Problem to solve:
Copy all lines in which the word "filled" can be found.

Entries provided:

Begin

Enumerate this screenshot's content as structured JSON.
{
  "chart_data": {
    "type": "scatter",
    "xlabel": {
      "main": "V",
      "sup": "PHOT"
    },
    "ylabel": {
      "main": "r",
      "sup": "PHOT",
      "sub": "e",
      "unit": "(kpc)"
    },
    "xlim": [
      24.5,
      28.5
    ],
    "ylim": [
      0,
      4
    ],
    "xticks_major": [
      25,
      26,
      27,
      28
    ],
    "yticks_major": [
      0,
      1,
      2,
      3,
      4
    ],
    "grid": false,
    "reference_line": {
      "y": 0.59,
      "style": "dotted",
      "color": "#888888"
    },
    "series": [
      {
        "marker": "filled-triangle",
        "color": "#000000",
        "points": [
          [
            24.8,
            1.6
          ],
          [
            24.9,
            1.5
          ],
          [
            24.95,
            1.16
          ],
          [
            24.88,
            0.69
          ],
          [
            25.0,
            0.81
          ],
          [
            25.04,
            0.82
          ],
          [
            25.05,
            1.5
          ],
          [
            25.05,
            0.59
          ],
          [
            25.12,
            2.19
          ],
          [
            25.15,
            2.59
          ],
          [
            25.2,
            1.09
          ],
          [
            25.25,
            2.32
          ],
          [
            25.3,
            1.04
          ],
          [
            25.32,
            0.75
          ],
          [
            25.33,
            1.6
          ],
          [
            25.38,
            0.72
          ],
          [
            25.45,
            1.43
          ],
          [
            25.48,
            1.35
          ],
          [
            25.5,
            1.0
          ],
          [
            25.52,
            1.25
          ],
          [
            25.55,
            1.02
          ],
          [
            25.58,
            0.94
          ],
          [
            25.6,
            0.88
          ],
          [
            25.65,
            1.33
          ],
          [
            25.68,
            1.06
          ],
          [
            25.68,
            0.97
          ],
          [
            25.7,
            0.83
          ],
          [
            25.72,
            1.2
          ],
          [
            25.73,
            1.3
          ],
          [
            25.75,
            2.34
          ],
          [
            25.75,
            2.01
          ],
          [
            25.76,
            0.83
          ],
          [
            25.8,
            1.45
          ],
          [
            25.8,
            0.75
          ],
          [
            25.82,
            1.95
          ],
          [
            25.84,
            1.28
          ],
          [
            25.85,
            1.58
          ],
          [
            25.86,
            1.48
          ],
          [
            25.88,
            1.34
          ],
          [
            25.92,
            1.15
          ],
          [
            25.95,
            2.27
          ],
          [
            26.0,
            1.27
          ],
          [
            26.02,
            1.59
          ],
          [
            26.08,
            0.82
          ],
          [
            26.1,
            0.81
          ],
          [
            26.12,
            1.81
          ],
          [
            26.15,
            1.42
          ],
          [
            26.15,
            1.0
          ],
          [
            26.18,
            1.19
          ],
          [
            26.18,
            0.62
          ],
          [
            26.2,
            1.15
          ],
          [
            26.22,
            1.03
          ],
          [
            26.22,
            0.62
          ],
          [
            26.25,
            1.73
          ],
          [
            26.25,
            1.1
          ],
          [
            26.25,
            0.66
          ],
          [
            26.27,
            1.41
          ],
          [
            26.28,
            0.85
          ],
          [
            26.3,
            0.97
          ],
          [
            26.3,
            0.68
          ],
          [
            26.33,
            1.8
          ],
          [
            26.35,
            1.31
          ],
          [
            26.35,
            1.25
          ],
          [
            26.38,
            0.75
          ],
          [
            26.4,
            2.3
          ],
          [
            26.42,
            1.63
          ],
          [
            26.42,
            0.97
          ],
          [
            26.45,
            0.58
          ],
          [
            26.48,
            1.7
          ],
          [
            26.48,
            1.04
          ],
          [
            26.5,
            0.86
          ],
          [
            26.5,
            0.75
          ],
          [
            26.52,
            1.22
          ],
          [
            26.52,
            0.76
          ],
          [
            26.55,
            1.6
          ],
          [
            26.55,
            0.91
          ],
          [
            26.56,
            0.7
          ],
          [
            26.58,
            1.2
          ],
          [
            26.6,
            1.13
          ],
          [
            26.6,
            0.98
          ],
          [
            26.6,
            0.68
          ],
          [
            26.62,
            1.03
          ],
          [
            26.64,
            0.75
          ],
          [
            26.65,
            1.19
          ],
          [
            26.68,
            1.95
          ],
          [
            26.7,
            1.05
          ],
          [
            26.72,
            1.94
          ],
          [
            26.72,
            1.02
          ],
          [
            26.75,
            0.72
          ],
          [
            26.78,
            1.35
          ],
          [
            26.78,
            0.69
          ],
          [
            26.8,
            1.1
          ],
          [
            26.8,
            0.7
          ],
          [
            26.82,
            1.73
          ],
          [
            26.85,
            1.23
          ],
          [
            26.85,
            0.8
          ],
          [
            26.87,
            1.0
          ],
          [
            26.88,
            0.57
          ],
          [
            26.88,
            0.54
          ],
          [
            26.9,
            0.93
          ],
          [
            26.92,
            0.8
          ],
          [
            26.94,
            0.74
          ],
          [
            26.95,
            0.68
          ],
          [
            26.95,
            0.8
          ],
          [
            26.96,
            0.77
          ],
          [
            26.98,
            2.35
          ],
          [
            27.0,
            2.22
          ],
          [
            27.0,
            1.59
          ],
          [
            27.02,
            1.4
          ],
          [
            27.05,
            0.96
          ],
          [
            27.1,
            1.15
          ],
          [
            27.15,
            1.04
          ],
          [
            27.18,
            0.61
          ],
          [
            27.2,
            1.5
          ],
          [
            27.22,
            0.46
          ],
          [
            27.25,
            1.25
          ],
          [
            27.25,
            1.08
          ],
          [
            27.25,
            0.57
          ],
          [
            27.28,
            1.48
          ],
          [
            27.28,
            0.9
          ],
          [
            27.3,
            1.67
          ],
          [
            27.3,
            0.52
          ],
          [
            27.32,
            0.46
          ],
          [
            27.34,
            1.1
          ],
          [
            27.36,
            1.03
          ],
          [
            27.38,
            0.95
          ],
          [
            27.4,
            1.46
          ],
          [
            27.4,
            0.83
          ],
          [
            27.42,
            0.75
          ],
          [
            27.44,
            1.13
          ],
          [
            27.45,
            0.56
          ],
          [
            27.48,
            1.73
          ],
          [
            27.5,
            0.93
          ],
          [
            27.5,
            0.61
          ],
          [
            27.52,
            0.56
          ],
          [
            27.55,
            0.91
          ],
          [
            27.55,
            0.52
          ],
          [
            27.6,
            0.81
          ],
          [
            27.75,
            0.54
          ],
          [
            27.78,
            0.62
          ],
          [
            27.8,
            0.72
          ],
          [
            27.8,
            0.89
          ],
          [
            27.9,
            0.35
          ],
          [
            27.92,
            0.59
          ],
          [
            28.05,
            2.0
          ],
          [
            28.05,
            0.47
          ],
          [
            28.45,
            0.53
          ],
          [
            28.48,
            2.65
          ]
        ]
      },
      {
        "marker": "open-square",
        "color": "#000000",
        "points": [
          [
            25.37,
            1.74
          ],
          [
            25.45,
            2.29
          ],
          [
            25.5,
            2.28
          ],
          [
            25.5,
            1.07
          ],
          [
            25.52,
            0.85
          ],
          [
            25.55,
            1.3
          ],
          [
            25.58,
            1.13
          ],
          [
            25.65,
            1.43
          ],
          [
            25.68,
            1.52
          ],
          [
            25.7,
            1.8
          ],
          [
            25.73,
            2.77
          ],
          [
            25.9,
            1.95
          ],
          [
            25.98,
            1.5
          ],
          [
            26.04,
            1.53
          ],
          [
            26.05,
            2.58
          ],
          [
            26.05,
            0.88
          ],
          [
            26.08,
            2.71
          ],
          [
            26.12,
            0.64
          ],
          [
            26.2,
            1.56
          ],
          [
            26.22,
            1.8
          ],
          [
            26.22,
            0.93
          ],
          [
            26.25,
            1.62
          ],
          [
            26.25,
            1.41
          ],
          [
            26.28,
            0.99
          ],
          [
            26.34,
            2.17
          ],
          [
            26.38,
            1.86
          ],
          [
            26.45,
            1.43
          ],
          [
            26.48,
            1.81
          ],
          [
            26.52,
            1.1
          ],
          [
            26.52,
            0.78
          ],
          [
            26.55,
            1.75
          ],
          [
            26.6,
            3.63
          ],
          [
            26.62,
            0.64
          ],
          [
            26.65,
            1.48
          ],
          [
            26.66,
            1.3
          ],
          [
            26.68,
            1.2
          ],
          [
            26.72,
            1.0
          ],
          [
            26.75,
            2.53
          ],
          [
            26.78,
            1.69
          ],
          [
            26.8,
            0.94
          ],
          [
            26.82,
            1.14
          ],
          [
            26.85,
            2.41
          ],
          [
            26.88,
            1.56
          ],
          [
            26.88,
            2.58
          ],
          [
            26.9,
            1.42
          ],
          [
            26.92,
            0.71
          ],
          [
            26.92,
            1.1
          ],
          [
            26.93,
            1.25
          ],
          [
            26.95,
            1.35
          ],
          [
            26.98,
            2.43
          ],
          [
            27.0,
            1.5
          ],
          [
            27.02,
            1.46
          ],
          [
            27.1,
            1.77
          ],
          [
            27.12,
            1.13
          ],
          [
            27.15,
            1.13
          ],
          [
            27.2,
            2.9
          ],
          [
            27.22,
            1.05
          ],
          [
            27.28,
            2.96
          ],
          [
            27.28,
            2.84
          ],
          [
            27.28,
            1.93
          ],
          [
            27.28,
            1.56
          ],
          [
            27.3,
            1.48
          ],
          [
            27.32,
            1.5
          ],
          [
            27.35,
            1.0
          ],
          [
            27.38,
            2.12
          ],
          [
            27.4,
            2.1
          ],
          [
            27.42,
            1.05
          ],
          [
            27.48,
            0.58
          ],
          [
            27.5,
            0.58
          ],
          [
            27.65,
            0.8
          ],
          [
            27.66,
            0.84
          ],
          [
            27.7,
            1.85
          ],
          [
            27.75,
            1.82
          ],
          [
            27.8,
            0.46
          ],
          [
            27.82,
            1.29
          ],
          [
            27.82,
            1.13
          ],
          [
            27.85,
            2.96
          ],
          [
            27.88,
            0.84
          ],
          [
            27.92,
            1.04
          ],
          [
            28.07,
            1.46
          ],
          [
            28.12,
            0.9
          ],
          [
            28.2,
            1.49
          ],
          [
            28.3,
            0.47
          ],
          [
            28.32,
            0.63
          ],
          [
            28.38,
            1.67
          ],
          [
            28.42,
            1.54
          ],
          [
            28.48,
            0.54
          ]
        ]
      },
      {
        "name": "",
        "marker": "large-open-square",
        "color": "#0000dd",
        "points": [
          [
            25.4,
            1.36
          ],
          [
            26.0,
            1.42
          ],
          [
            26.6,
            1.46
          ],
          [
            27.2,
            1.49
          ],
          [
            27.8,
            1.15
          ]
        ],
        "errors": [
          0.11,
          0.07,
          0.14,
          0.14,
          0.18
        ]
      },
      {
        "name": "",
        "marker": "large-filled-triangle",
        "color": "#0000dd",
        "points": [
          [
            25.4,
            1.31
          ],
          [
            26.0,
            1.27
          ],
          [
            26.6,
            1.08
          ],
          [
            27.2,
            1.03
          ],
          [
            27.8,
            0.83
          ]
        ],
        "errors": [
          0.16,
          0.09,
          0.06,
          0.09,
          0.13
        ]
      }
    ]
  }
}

End

Exercise solution:
        "marker": "filled-triangle",
        "marker": "large-filled-triangle",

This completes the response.